• Job: Repeat all of the material exactly as given.

── Entries

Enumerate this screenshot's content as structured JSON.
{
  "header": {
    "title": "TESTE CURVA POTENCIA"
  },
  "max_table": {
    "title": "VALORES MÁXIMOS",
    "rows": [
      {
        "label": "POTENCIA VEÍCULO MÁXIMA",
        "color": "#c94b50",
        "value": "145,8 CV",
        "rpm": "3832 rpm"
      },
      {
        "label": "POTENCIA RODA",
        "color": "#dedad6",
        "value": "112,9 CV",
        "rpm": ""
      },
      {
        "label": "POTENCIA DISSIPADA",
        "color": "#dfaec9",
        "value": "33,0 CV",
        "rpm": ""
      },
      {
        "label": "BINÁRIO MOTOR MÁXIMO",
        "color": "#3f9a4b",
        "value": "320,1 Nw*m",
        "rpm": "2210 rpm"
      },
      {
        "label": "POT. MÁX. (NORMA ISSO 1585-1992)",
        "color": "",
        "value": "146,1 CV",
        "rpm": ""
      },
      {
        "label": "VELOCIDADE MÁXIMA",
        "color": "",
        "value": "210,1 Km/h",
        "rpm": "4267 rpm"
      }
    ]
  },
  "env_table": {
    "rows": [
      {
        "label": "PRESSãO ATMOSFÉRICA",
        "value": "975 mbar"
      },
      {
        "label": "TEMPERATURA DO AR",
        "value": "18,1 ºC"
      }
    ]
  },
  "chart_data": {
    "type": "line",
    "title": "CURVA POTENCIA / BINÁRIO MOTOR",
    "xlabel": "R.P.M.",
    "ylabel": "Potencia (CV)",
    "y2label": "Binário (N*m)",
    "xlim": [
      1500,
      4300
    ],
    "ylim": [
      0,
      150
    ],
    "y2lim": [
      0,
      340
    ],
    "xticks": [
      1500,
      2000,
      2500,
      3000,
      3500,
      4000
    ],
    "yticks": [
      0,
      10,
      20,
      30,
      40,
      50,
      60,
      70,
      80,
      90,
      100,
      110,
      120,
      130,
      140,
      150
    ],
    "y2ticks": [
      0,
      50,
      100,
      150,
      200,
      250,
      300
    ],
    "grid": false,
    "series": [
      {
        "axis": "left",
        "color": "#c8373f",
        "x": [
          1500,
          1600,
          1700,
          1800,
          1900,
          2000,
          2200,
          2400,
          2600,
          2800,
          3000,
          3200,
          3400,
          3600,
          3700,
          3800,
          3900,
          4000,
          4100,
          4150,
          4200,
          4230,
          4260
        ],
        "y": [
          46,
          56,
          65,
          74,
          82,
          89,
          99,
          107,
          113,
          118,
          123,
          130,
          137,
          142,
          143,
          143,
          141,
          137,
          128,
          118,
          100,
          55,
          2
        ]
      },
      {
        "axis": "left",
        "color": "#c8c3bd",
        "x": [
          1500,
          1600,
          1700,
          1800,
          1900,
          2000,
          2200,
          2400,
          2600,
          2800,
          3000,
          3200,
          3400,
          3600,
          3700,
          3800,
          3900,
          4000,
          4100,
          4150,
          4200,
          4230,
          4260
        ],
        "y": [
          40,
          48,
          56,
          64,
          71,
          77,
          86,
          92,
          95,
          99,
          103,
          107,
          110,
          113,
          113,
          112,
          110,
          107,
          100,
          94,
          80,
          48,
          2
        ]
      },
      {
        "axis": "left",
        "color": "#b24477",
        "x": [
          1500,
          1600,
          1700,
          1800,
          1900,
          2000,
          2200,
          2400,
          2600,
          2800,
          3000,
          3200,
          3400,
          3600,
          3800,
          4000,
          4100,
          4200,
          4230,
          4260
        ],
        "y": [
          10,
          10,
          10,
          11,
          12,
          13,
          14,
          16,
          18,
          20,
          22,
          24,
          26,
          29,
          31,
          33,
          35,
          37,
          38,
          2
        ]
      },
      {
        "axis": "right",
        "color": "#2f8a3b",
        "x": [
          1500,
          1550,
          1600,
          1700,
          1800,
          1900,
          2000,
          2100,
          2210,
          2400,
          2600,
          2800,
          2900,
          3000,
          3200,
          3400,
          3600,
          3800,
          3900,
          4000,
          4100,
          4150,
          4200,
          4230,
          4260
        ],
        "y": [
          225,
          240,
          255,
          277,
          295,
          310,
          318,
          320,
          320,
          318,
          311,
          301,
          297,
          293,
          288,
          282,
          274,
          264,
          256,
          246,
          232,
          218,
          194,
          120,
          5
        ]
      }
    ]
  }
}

────

• Task result:
Enumerate this screenshot's content as structured JSON.
{
  "header": {
    "title": "TESTE CURVA POTENCIA"
  },
  "max_table": {
    "title": "VALORES MÁXIMOS",
    "rows": [
      {
        "label": "POTENCIA VEÍCULO MÁXIMA",
        "color": "#c94b50",
        "value": "145,8 CV",
        "rpm": "3832 rpm"
      },
      {
        "label": "POTENCIA RODA",
        "color": "#dedad6",
        "value": "112,9 CV",
        "rpm": ""
      },
      {
        "label": "POTENCIA DISSIPADA",
        "color": "#dfaec9",
        "value": "33,0 CV",
        "rpm": ""
      },
      {
        "label": "BINÁRIO MOTOR MÁXIMO",
        "color": "#3f9a4b",
        "value": "320,1 Nw*m",
        "rpm": "2210 rpm"
      },
      {
        "label": "POT. MÁX. (NORMA ISSO 1585-1992)",
        "color": "",
        "value": "146,1 CV",
        "rpm": ""
      },
      {
        "label": "VELOCIDADE MÁXIMA",
        "color": "",
        "value": "210,1 Km/h",
        "rpm": "4267 rpm"
      }
    ]
  },
  "env_table": {
    "rows": [
      {
        "label": "PRESSãO ATMOSFÉRICA",
        "value": "975 mbar"
      },
      {
        "label": "TEMPERATURA DO AR",
        "value": "18,1 ºC"
      }
    ]
  },
  "chart_data": {
    "type": "line",
    "title": "CURVA POTENCIA / BINÁRIO MOTOR",
    "xlabel": "R.P.M.",
    "ylabel": "Potencia (CV)",
    "y2label": "Binário (N*m)",
    "xlim": [
      1500,
      4300
    ],
    "ylim": [
      0,
      150
    ],
    "y2lim": [
      0,
      340
    ],
    "xticks": [
      1500,
      2000,
      2500,
      3000,
      3500,
      4000
    ],
    "yticks": [
      0,
      10,
      20,
      30,
      40,
      50,
      60,
      70,
      80,
      90,
      100,
      110,
      120,
      130,
      140,
      150
    ],
    "y2ticks": [
      0,
      50,
      100,
      150,
      200,
      250,
      300
    ],
    "grid": false,
    "series": [
      {
        "axis": "left",
        "color": "#c8373f",
        "x": [
          1500,
          1600,
          1700,
          1800,
          1900,
          2000,
          2200,
          2400,
          2600,
          2800,
          3000,
          3200,
          3400,
          3600,
          3700,
          3800,
          3900,
          4000,
          4100,
          4150,
          4200,
          4230,
          4260
        ],
        "y": [
          46,
          56,
          65,
          74,
          82,
          89,
          99,
          107,
          113,
          118,
          123,
          130,
          137,
          142,
          143,
          143,
          141,
          137,
          128,
          118,
          100,
          55,
          2
        ]
      },
      {
        "axis": "left",
        "color": "#c8c3bd",
        "x": [
          1500,
          1600,
          1700,
          1800,
          1900,
          2000,
          2200,
          2400,
          2600,
          2800,
          3000,
          3200,
          3400,
          3600,
          3700,
          3800,
          3900,
          4000,
          4100,
          4150,
          4200,
          4230,
          4260
        ],
        "y": [
          40,
          48,
          56,
          64,
          71,
          77,
          86,
          92,
          95,
          99,
          103,
          107,
          110,
          113,
          113,
          112,
          110,
          107,
          100,
          94,
          80,
          48,
          2
        ]
      },
      {
        "axis": "left",
        "color": "#b24477",
        "x": [
          1500,
          1600,
          1700,
          1800,
          1900,
          2000,
          2200,
          2400,
          2600,
          2800,
          3000,
          3200,
          3400,
          3600,
          3800,
          4000,
          4100,
          4200,
          4230,
          4260
        ],
        "y": [
          10,
          10,
          10,
          11,
          12,
          13,
          14,
          16,
          18,
          20,
          22,
          24,
          26,
          29,
          31,
          33,
          35,
          37,
          38,
          2
        ]
      },
      {
        "axis": "right",
        "color": "#2f8a3b",
        "x": [
          1500,
          1550,
          1600,
          1700,
          1800,
          1900,
          2000,
          2100,
          2210,
          2400,
          2600,
          2800,
          2900,
          3000,
          3200,
          3400,
          3600,
          3800,
          3900,
          4000,
          4100,
          4150,
          4200,
          4230,
          4260
        ],
        "y": [
          225,
          240,
          255,
          277,
          295,
          310,
          318,
          320,
          320,
          318,
          311,
          301,
          297,
          293,
          288,
          282,
          274,
          264,
          256,
          246,
          232,
          218,
          194,
          120,
          5
        ]
      }
    ]
  }
}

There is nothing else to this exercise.